• **Input for this task**

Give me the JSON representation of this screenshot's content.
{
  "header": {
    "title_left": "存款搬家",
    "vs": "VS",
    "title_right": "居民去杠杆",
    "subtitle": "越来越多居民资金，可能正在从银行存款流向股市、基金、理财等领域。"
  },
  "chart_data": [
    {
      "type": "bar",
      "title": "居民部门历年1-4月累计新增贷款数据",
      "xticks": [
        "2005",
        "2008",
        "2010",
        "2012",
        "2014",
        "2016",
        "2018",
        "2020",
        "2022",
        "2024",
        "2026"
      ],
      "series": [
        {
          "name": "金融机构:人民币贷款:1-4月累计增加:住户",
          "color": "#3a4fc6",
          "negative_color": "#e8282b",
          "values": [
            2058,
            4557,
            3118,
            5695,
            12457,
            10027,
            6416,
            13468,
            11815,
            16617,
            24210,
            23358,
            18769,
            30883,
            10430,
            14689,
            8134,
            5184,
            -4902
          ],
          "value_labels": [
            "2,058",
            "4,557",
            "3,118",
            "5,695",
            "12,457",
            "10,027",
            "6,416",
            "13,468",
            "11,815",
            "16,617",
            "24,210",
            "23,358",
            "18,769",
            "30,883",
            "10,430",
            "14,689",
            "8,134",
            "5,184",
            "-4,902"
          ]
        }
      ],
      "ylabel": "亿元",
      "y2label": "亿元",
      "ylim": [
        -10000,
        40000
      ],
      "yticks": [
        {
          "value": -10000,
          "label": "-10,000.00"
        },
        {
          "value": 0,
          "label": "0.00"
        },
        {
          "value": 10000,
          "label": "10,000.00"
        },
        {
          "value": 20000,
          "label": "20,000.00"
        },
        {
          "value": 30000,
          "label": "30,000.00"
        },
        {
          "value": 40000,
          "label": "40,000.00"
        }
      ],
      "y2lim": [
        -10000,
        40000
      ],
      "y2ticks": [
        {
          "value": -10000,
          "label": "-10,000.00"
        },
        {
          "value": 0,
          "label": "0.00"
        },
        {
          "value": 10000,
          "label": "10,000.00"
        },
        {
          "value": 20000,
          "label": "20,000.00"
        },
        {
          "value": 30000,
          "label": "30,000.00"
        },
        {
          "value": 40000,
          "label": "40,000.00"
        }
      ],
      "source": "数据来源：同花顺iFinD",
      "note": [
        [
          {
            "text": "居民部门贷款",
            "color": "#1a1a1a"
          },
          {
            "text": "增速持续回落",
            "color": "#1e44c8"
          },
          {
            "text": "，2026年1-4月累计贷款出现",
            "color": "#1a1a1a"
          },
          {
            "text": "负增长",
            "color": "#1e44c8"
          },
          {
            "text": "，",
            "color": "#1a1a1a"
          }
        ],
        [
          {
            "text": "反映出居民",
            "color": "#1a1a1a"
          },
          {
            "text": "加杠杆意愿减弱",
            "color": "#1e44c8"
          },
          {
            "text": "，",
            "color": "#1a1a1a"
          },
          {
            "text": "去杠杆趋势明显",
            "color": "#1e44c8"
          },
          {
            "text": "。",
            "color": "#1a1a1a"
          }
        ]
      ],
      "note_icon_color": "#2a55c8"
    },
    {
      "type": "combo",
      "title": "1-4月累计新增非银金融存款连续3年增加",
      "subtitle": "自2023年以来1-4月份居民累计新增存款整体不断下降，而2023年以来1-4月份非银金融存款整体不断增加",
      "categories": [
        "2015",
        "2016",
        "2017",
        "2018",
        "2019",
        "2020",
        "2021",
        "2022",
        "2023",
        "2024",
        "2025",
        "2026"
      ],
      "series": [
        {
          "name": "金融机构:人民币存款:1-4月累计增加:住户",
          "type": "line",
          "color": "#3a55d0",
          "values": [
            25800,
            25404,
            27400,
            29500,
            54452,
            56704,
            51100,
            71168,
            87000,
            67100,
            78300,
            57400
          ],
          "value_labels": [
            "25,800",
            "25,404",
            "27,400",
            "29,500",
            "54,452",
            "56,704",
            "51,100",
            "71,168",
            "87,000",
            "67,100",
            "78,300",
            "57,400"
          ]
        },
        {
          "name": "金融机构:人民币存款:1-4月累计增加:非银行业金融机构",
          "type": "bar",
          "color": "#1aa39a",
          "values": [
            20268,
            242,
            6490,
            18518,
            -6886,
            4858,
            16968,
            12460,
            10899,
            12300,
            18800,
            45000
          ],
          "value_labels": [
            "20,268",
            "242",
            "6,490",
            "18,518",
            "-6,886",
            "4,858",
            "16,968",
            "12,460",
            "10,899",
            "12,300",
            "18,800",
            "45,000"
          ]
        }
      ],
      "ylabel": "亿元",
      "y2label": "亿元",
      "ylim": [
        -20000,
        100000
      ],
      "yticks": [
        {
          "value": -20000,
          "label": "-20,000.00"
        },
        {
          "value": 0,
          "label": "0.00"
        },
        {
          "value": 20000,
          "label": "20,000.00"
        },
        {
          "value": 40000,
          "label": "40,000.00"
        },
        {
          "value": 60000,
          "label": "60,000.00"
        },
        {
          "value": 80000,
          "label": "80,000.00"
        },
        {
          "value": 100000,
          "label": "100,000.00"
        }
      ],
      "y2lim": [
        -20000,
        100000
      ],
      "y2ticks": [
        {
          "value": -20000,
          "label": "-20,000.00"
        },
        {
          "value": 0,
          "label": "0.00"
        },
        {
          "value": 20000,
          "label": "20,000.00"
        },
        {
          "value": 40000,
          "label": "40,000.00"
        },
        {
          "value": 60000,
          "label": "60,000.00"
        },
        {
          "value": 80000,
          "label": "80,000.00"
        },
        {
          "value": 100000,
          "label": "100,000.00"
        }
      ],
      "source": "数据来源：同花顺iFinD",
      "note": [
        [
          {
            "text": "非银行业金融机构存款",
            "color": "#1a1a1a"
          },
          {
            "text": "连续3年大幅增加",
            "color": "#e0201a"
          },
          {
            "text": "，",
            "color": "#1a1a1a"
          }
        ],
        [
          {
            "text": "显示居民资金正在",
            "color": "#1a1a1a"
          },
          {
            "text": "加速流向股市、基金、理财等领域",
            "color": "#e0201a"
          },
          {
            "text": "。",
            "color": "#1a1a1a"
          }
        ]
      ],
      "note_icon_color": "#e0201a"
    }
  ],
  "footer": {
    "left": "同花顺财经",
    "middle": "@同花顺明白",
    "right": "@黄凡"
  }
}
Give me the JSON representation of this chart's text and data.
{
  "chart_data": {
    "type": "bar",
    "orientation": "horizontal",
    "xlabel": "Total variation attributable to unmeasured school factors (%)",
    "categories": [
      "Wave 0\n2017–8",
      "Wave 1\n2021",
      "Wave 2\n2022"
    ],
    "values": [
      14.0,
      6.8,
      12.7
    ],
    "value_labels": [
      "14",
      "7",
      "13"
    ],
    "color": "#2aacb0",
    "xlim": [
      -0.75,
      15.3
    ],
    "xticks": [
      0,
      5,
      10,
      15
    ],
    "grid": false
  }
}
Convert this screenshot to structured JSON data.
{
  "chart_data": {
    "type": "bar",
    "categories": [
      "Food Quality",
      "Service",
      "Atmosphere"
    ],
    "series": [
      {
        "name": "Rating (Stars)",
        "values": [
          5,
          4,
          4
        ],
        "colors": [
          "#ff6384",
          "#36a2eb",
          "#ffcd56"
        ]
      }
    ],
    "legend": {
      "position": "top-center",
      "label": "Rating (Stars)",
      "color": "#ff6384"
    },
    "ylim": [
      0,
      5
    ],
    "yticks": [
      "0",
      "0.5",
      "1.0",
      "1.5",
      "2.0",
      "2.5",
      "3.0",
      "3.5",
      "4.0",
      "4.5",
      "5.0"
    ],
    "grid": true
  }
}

• **Stated goal**
Quote, without any change, each line from the one that contains "Convert this screenshot" through the end of the material.

• **Answer**
Convert this screenshot to structured JSON data.
{
  "chart_data": {
    "type": "bar",
    "categories": [
      "Food Quality",
      "Service",
      "Atmosphere"
    ],
    "series": [
      {
        "name": "Rating (Stars)",
        "values": [
          5,
          4,
          4
        ],
        "colors": [
          "#ff6384",
          "#36a2eb",
          "#ffcd56"
        ]
      }
    ],
    "legend": {
      "position": "top-center",
      "label": "Rating (Stars)",
      "color": "#ff6384"
    },
    "ylim": [
      0,
      5
    ],
    "yticks": [
      "0",
      "0.5",
      "1.0",
      "1.5",
      "2.0",
      "2.5",
      "3.0",
      "3.5",
      "4.0",
      "4.5",
      "5.0"
    ],
    "grid": true
  }
}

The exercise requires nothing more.